» Data shown
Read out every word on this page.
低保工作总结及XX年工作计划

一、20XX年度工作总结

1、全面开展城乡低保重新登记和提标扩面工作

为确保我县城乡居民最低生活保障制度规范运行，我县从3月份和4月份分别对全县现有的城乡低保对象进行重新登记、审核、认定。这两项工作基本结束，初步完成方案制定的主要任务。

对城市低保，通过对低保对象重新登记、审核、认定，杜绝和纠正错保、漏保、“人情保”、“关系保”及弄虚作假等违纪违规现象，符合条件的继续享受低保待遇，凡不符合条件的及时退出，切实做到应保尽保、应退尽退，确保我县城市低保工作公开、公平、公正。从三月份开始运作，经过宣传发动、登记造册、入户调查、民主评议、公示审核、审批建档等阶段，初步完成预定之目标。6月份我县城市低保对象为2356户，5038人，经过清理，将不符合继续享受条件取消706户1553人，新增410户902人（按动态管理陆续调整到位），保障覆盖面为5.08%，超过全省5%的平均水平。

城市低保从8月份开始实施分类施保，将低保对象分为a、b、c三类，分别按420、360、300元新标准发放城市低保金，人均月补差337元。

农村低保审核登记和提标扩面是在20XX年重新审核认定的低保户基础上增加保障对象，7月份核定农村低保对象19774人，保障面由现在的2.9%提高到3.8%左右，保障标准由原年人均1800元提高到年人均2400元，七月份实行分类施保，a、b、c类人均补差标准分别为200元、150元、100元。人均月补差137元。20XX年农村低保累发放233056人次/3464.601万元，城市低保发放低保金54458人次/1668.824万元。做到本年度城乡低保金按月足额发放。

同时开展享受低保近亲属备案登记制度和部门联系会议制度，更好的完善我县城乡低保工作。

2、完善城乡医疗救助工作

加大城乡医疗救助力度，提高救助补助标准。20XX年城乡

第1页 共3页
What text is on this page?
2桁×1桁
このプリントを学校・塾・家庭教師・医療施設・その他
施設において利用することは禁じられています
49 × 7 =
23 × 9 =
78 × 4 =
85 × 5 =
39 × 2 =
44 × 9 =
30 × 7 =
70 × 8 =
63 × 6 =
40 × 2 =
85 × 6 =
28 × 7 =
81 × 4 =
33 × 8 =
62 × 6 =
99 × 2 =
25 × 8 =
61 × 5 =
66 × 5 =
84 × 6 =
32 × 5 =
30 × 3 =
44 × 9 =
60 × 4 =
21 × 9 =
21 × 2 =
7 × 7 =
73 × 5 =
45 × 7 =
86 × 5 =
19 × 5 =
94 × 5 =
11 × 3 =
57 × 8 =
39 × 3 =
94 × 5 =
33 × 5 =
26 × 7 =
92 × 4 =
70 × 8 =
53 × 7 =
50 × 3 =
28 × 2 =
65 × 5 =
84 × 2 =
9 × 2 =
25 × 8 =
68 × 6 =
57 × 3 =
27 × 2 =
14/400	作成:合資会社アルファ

» Stated task
From the records above, please extract every line and repeat it exactly.

» Answer to the problem
Read out every word on this page.
低保工作总结及XX年工作计划

一、20XX年度工作总结

1、全面开展城乡低保重新登记和提标扩面工作

为确保我县城乡居民最低生活保障制度规范运行，我县从3月份和4月份分别对全县现有的城乡低保对象进行重新登记、审核、认定。这两项工作基本结束，初步完成方案制定的主要任务。

对城市低保，通过对低保对象重新登记、审核、认定，杜绝和纠正错保、漏保、“人情保”、“关系保”及弄虚作假等违纪违规现象，符合条件的继续享受低保待遇，凡不符合条件的及时退出，切实做到应保尽保、应退尽退，确保我县城市低保工作公开、公平、公正。从三月份开始运作，经过宣传发动、登记造册、入户调查、民主评议、公示审核、审批建档等阶段，初步完成预定之目标。6月份我县城市低保对象为2356户，5038人，经过清理，将不符合继续享受条件取消706户1553人，新增410户902人（按动态管理陆续调整到位），保障覆盖面为5.08%，超过全省5%的平均水平。

城市低保从8月份开始实施分类施保，将低保对象分为a、b、c三类，分别按420、360、300元新标准发放城市低保金，人均月补差337元。

农村低保审核登记和提标扩面是在20XX年重新审核认定的低保户基础上增加保障对象，7月份核定农村低保对象19774人，保障面由现在的2.9%提高到3.8%左右，保障标准由原年人均1800元提高到年人均2400元，七月份实行分类施保，a、b、c类人均补差标准分别为200元、150元、100元。人均月补差137元。20XX年农村低保累发放233056人次/3464.601万元，城市低保发放低保金54458人次/1668.824万元。做到本年度城乡低保金按月足额发放。

同时开展享受低保近亲属备案登记制度和部门联系会议制度，更好的完善我县城乡低保工作。

2、完善城乡医疗救助工作

加大城乡医疗救助力度，提高救助补助标准。20XX年城乡

第1页 共3页
What text is on this page?
2桁×1桁
このプリントを学校・塾・家庭教師・医療施設・その他
施設において利用することは禁じられています
49 × 7 =
23 × 9 =
78 × 4 =
85 × 5 =
39 × 2 =
44 × 9 =
30 × 7 =
70 × 8 =
63 × 6 =
40 × 2 =
85 × 6 =
28 × 7 =
81 × 4 =
33 × 8 =
62 × 6 =
99 × 2 =
25 × 8 =
61 × 5 =
66 × 5 =
84 × 6 =
32 × 5 =
30 × 3 =
44 × 9 =
60 × 4 =
21 × 9 =
21 × 2 =
7 × 7 =
73 × 5 =
45 × 7 =
86 × 5 =
19 × 5 =
94 × 5 =
11 × 3 =
57 × 8 =
39 × 3 =
94 × 5 =
33 × 5 =
26 × 7 =
92 × 4 =
70 × 8 =
53 × 7 =
50 × 3 =
28 × 2 =
65 × 5 =
84 × 2 =
9 × 2 =
25 × 8 =
68 × 6 =
57 × 3 =
27 × 2 =
14/400	作成:合資会社アルファ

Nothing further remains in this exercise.